**TAREA A:**
Traduce al inglés esta oración del texto sobre Ouro Preto: "Aleijadinho, hijo de un arquitecto portugues y una esclava, es la mente brillante que se esconde detras de muchos retablos, pinturas y esculturas religiosos."
**TAREA B:**
Reproduce sin cambios el pasaje del texto sobre Ouro Preto que comienza con "Localidad mas grande" y sigue hasta "y coloridos atuendos.", inclusive.

**FRAGMENTO:**

------------------------------------------------

Ouro Preto

Publié le par Nathan Jaccard

Pequena ciudad fundada en 1711 cuando unos Bandeirantes (aventureros locales) descubrieron en un encajonado valle pepas de oro recubierto de una fina capa mineral negra: Ouro Preto.

 

Vila Rica de Ouro Preto, que se levanta sobre tres empinadas colinas, vivio una frenetica fiebre dorada durante mas de un siglo: derroche de iglesias barrocas, elegantes palacetes senorales que ocupan enormes cuadras y sobre todo, miles de esclavos africanos que venian a morir al fondo de las minas.

Igreja SF de Paula

Localidad mas grande del Brasil portugues, Ouro Preto vio su poblacion derretirse cuando la tierra dejo de escupir oro, por lo que sus 50 000 habitantes estan a sus anchas en antiguas casitas de techo rosado. La ciudad se manitene preservada, no hubo necesidad de construir grandes edificios o centros comerciales traquetos, cicatrices de concreto inevitables en tantos lugares. Las vieja meca mineral transmite sinembargo un vitalidad palpitante con su universidad federal y sus bulliciosos estudiantes, organizados en ‘Republicas’, lo que los obliga a deambular con extranos peinados y coloridos atuendos.

 

Es un placer subir y bajar por las calles de piedra gris, como en una montana rusa colonial, sobretodo en esta epoca del ano, cuando pajaros y flores visten sus mejores atuendos para festejar la primavera. El sol lame con ternura las innumerables iglesias de la ciudad, la gran mayoria cuna del  unico estilo barroco brasilero. Aleijadinho, hijo de un arquitecto portugues y una esclava, es la mente brillante que se esconde detras de muchos retablos, pinturas y esculturas religiosos. La fineza de su cincel, la honda expresion de sus Cristos le dan un brillo unico al arte sagrado local.

Igreja NS do Carmo

En Ouro Preto se puede visitar la ahora esteril mina de Chico Rei, un monarca africano que habria comprado su libertad y la de su tribu con la enorme cantidad de metal precioso que encontro en las entranas de la tierra. Hoy en dia el turista, casco protector y linterna incluidos en la boleta, se acurruca por oscuros laberintos sin vida,  a una decena de metros de la superficie, imaginandose la imposible tarea del esclavo rompiendo rocas.

------------------------------------------------

(Datos de reconocimiento de la estructura de documentos)

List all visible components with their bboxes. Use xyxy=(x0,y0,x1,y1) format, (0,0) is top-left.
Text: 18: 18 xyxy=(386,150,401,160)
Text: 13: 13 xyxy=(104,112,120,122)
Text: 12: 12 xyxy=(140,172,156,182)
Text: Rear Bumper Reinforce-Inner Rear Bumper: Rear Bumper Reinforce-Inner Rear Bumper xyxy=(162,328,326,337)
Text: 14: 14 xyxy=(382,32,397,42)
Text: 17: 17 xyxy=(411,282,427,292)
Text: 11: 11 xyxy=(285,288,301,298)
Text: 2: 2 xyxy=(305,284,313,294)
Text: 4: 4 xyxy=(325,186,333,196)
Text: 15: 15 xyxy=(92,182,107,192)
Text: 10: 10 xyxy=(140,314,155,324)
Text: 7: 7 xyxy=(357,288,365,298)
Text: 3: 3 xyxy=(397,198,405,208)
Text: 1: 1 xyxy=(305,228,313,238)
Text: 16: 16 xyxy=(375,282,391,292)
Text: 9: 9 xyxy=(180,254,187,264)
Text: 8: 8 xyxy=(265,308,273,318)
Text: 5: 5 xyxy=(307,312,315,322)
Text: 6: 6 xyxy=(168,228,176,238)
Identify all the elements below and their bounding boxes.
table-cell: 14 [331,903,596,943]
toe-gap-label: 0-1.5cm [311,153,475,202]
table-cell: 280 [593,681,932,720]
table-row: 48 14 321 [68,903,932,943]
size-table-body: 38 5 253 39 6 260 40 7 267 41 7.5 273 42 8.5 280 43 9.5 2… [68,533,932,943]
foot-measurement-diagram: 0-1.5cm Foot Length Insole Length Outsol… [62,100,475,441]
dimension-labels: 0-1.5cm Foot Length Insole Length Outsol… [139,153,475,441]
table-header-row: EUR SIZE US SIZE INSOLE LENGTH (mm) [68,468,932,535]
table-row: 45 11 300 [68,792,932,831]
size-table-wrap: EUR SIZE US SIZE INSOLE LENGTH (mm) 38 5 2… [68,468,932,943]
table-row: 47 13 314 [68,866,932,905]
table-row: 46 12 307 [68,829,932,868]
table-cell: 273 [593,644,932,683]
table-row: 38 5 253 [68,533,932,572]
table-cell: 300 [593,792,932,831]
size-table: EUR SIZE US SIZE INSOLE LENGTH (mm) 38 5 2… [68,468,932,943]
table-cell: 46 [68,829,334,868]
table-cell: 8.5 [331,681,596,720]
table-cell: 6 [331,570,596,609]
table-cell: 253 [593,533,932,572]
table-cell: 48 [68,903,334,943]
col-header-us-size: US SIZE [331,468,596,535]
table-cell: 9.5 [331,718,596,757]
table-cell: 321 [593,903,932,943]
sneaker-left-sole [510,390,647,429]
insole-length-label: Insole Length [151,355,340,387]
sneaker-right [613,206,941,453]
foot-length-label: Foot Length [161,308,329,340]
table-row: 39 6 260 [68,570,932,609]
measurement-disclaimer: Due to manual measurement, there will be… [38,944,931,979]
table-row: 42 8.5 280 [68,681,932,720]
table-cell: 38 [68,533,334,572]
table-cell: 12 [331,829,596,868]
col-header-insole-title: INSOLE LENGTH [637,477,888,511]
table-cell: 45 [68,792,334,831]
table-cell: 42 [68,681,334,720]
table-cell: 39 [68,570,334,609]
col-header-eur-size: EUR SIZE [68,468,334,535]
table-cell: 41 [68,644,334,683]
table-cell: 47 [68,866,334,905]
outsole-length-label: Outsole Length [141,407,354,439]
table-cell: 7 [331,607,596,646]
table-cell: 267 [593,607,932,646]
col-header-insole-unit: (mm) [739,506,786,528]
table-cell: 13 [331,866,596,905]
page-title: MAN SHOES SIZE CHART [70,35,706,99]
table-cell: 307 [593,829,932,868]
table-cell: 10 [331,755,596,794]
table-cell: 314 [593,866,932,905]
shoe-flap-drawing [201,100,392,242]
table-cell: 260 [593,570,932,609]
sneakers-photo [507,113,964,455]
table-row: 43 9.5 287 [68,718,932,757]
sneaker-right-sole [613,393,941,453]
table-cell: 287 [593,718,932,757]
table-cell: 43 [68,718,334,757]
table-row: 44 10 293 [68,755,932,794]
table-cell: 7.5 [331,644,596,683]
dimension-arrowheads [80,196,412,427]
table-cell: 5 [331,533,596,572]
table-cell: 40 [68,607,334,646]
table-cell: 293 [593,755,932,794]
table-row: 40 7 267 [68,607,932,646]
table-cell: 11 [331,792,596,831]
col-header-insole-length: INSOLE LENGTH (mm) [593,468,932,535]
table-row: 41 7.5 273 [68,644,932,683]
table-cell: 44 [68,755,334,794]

------------------------------------------------

**RESPUESTA A:**
Aleijadinho, the son of a Portuguese architect and an enslaved woman, is the brilliant mind hiding behind many altarpieces, paintings, and religious sculptures.

**RESPUESTA B:**
Localidad mas grande del Brasil portugues, Ouro Preto vio su poblacion derretirse cuando la tierra dejo de escupir oro, por lo que sus 50 000 habitantes estan a sus anchas en antiguas casitas de techo rosado. La ciudad se manitene preservada, no hubo necesidad de construir grandes edificios o centros comerciales traquetos, cicatrices de concreto inevitables en tantos lugares. Las vieja meca mineral transmite sinembargo un vitalidad palpitante con su universidad federal y sus bulliciosos estudiantes, organizados en ‘Republicas’, lo que los obliga a deambular con extranos peinados y coloridos atuendos.